▶ _Task statement_
From the records below, extract all the text exactly and leave the images behind.

▶ _Data for the task_
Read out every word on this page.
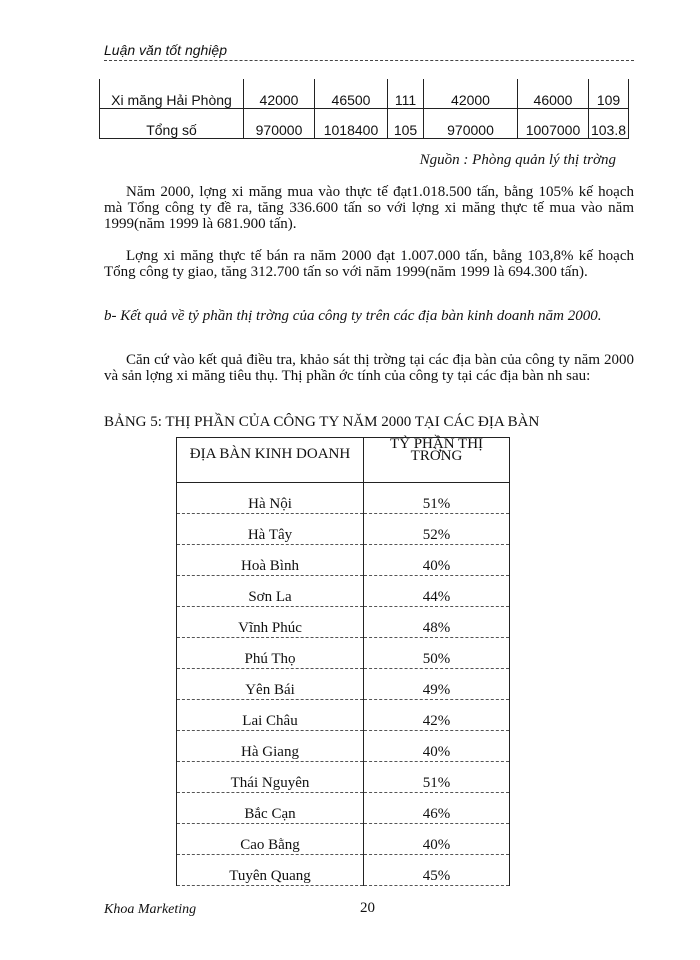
Luận văn tốt nghiệp
Xi măng Hải Phòng	42000	46500	111	42000	46000	109
Tổng số	970000	1018400	105	970000	1007000	103.8
Nguồn : Phòng quản lý thị trờng

Năm 2000, lợng xi măng mua vào thực tế đạt1.018.500 tấn, bằng 105% kế hoạch mà Tổng công ty đề ra, tăng 336.600 tấn so với lợng xi măng thực tế mua vào năm 1999(năm 1999 là 681.900 tấn).

Lợng xi măng thực tế bán ra năm 2000 đạt 1.007.000 tấn, bằng 103,8% kế hoạch Tổng công ty giao, tăng 312.700 tấn so với năm 1999(năm 1999 là 694.300 tấn).

b- Kết quả về tỷ phần thị trờng của công ty trên các địa bàn kinh doanh năm 2000.

Căn cứ vào kết quả điều tra, khảo sát thị trờng tại các địa bàn của công ty năm 2000 và sản lợng xi măng tiêu thụ. Thị phần ớc tính của công ty tại các địa bàn nh sau:

BẢNG 5: THỊ PHẦN CỦA CÔNG TY NĂM 2000 TẠI CÁC ĐỊA BÀN
ĐỊA BÀN KINH DOANH	TỶ PHẦN THỊ TRỜNG
Hà Nội	51%
Hà Tây	52%
Hoà Bình	40%
Sơn La	44%
Vĩnh Phúc	48%
Phú Thọ	50%
Yên Bái	49%
Lai Châu	42%
Hà Giang	40%
Thái Nguyên	51%
Bắc Cạn	46%
Cao Bằng	40%
Tuyên Quang	45%
Khoa Marketing	20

▶ _Correct result_
Read out every word on this page.
Luận văn tốt nghiệp
Xi măng Hải Phòng	42000	46500	111	42000	46000	109
Tổng số	970000	1018400	105	970000	1007000	103.8
Nguồn : Phòng quản lý thị trờng

Năm 2000, lợng xi măng mua vào thực tế đạt1.018.500 tấn, bằng 105% kế hoạch mà Tổng công ty đề ra, tăng 336.600 tấn so với lợng xi măng thực tế mua vào năm 1999(năm 1999 là 681.900 tấn).

Lợng xi măng thực tế bán ra năm 2000 đạt 1.007.000 tấn, bằng 103,8% kế hoạch Tổng công ty giao, tăng 312.700 tấn so với năm 1999(năm 1999 là 694.300 tấn).

b- Kết quả về tỷ phần thị trờng của công ty trên các địa bàn kinh doanh năm 2000.

Căn cứ vào kết quả điều tra, khảo sát thị trờng tại các địa bàn của công ty năm 2000 và sản lợng xi măng tiêu thụ. Thị phần ớc tính của công ty tại các địa bàn nh sau:

BẢNG 5: THỊ PHẦN CỦA CÔNG TY NĂM 2000 TẠI CÁC ĐỊA BÀN
ĐỊA BÀN KINH DOANH	TỶ PHẦN THỊ TRỜNG
Hà Nội	51%
Hà Tây	52%
Hoà Bình	40%
Sơn La	44%
Vĩnh Phúc	48%
Phú Thọ	50%
Yên Bái	49%
Lai Châu	42%
Hà Giang	40%
Thái Nguyên	51%
Bắc Cạn	46%
Cao Bằng	40%
Tuyên Quang	45%
Khoa Marketing	20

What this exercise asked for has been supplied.